SET PROBLEM:
Reproduce each of the records below line for line, with no changes. Omit the pictures from your copy.

Dataset excerpt:
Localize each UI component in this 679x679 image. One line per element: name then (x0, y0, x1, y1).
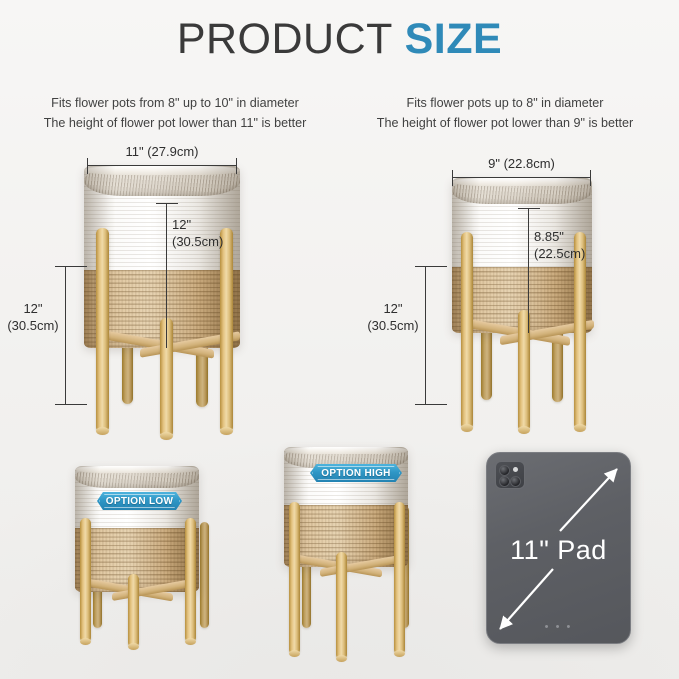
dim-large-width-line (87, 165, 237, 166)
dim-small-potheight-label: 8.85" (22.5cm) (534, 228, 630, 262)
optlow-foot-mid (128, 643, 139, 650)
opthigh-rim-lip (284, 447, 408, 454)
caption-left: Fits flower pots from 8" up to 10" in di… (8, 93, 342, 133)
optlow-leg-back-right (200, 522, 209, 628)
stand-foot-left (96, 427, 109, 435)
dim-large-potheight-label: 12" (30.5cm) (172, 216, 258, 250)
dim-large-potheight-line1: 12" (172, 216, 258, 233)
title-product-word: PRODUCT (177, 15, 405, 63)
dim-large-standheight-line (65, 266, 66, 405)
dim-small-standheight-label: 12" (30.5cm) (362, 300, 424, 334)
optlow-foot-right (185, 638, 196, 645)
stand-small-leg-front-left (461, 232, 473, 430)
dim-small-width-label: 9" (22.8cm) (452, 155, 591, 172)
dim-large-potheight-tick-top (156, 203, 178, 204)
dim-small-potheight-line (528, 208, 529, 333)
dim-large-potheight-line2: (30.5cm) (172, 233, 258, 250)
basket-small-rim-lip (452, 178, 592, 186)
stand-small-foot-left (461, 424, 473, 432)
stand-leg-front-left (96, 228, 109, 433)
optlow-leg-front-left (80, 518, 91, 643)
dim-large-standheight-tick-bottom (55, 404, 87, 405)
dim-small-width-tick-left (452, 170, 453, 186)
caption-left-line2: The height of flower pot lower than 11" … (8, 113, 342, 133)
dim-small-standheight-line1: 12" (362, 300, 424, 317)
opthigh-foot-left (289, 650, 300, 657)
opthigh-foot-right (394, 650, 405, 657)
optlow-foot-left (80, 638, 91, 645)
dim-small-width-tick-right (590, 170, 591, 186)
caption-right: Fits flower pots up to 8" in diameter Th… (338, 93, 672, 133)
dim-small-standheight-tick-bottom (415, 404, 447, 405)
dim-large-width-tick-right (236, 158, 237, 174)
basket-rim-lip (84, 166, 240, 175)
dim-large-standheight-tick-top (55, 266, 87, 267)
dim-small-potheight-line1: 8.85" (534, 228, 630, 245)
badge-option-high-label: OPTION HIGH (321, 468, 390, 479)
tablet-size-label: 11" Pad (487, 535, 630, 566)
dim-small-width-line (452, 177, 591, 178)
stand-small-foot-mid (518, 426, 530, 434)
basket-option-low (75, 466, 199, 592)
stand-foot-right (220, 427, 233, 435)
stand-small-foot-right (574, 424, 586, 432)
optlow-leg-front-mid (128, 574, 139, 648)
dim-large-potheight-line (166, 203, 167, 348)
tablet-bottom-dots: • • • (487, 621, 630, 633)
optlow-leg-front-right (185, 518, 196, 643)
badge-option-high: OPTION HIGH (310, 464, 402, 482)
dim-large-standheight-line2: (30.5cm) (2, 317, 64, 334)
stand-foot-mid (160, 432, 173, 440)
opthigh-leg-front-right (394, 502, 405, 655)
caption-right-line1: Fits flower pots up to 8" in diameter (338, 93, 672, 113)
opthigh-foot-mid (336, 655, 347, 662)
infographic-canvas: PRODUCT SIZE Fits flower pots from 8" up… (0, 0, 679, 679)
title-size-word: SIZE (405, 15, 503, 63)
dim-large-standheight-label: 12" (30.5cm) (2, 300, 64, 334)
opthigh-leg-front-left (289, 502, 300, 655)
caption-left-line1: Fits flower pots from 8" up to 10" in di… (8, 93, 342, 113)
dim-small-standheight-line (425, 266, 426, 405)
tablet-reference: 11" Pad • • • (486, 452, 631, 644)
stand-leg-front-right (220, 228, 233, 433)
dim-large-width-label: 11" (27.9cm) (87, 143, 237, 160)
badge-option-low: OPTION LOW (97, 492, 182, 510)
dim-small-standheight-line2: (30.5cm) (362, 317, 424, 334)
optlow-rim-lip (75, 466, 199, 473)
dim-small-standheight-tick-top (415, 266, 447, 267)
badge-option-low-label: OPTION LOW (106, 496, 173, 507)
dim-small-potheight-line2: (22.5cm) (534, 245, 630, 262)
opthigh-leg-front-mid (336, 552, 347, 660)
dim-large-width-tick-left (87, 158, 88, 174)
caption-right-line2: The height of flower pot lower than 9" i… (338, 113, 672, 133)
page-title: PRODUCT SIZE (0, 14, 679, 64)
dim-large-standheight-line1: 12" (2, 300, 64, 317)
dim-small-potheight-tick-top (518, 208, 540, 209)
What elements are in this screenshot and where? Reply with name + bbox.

RESPONSE:
Localize each UI component in this 679x679 image. One line per element: name then (x0, y0, x1, y1).
dim-large-width-line (87, 165, 237, 166)
dim-small-potheight-label: 8.85" (22.5cm) (534, 228, 630, 262)
optlow-foot-mid (128, 643, 139, 650)
opthigh-rim-lip (284, 447, 408, 454)
caption-left: Fits flower pots from 8" up to 10" in di… (8, 93, 342, 133)
optlow-leg-back-right (200, 522, 209, 628)
stand-foot-left (96, 427, 109, 435)
dim-large-potheight-label: 12" (30.5cm) (172, 216, 258, 250)
dim-large-potheight-line1: 12" (172, 216, 258, 233)
title-product-word: PRODUCT (177, 15, 405, 63)
dim-large-standheight-line (65, 266, 66, 405)
dim-small-standheight-label: 12" (30.5cm) (362, 300, 424, 334)
optlow-foot-right (185, 638, 196, 645)
stand-small-leg-front-left (461, 232, 473, 430)
dim-small-width-label: 9" (22.8cm) (452, 155, 591, 172)
dim-large-potheight-tick-top (156, 203, 178, 204)
dim-small-potheight-line (528, 208, 529, 333)
dim-large-potheight-line2: (30.5cm) (172, 233, 258, 250)
basket-small-rim-lip (452, 178, 592, 186)
stand-small-foot-left (461, 424, 473, 432)
stand-leg-front-left (96, 228, 109, 433)
optlow-leg-front-left (80, 518, 91, 643)
dim-large-standheight-tick-bottom (55, 404, 87, 405)
dim-small-width-tick-left (452, 170, 453, 186)
caption-left-line2: The height of flower pot lower than 11" … (8, 113, 342, 133)
dim-small-standheight-line1: 12" (362, 300, 424, 317)
opthigh-foot-left (289, 650, 300, 657)
opthigh-foot-right (394, 650, 405, 657)
optlow-foot-left (80, 638, 91, 645)
dim-small-width-tick-right (590, 170, 591, 186)
caption-right: Fits flower pots up to 8" in diameter Th… (338, 93, 672, 133)
dim-small-standheight-tick-bottom (415, 404, 447, 405)
dim-large-width-tick-right (236, 158, 237, 174)
basket-rim-lip (84, 166, 240, 175)
dim-large-standheight-tick-top (55, 266, 87, 267)
dim-small-potheight-line1: 8.85" (534, 228, 630, 245)
badge-option-high-label: OPTION HIGH (321, 468, 390, 479)
tablet-size-label: 11" Pad (487, 535, 630, 566)
dim-small-width-line (452, 177, 591, 178)
stand-small-foot-mid (518, 426, 530, 434)
basket-option-low (75, 466, 199, 592)
stand-foot-right (220, 427, 233, 435)
stand-small-foot-right (574, 424, 586, 432)
optlow-leg-front-mid (128, 574, 139, 648)
dim-large-potheight-line (166, 203, 167, 348)
tablet-bottom-dots: • • • (487, 621, 630, 633)
optlow-leg-front-right (185, 518, 196, 643)
badge-option-high: OPTION HIGH (310, 464, 402, 482)
dim-large-standheight-line2: (30.5cm) (2, 317, 64, 334)
stand-foot-mid (160, 432, 173, 440)
opthigh-leg-front-right (394, 502, 405, 655)
caption-right-line1: Fits flower pots up to 8" in diameter (338, 93, 672, 113)
opthigh-foot-mid (336, 655, 347, 662)
infographic-canvas: PRODUCT SIZE Fits flower pots from 8" up… (0, 0, 679, 679)
title-size-word: SIZE (405, 15, 503, 63)
dim-large-standheight-label: 12" (30.5cm) (2, 300, 64, 334)
opthigh-leg-front-left (289, 502, 300, 655)
caption-left-line1: Fits flower pots from 8" up to 10" in di… (8, 93, 342, 113)
dim-small-standheight-line (425, 266, 426, 405)
tablet-reference: 11" Pad • • • (486, 452, 631, 644)
stand-leg-front-right (220, 228, 233, 433)
dim-large-width-label: 11" (27.9cm) (87, 143, 237, 160)
badge-option-low: OPTION LOW (97, 492, 182, 510)
dim-small-standheight-line2: (30.5cm) (362, 317, 424, 334)
optlow-rim-lip (75, 466, 199, 473)
dim-small-standheight-tick-top (415, 266, 447, 267)
badge-option-low-label: OPTION LOW (106, 496, 173, 507)
dim-small-potheight-line2: (22.5cm) (534, 245, 630, 262)
opthigh-leg-front-mid (336, 552, 347, 660)
dim-large-width-tick-left (87, 158, 88, 174)
caption-right-line2: The height of flower pot lower than 9" i… (338, 113, 672, 133)
page-title: PRODUCT SIZE (0, 14, 679, 64)
dim-large-standheight-line1: 12" (2, 300, 64, 317)
dim-small-potheight-tick-top (518, 208, 540, 209)
What elements are in this screenshot and where? Reply with name + bbox.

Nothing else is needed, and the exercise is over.